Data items
┌────────
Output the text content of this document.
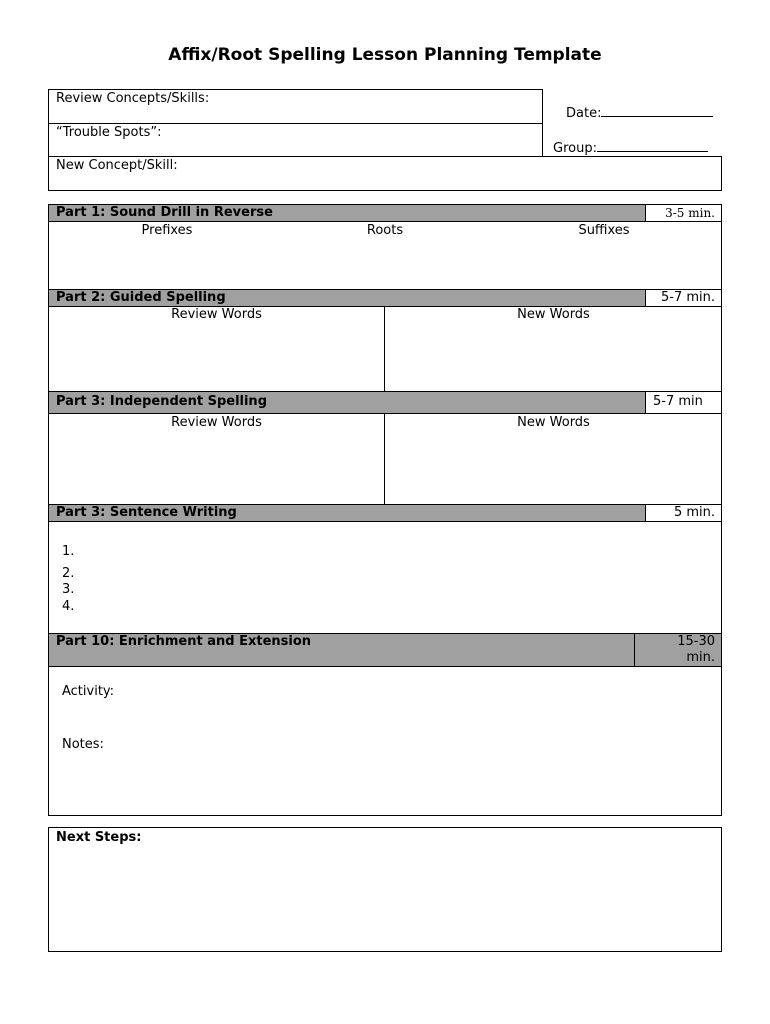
Affix/Root Spelling Lesson Planning Template
Review Concepts/Skills:
“Trouble Spots”:
New Concept/Skill:
Date:
Group:
Part 1: Sound Drill in Reverse	3-5 min.
Prefixes	Roots	Suffixes
Part 2: Guided Spelling	5-7 min.
Review Words	New Words
Part 3: Independent Spelling	5-7 min
Review Words	New Words
Part 3: Sentence Writing	5 min.
1.
2.
3.
4.
Part 10: Enrichment and Extension	15-30
min.
Activity:
Notes:
Next Steps:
└────────
• What to do:
Locate and copy each line in the data above that includes the word "Spelling".

• Task answer:
Affix/Root Spelling Lesson Planning Template
Part 2: Guided Spelling	5-7 min.
Part 3: Independent Spelling	5-7 min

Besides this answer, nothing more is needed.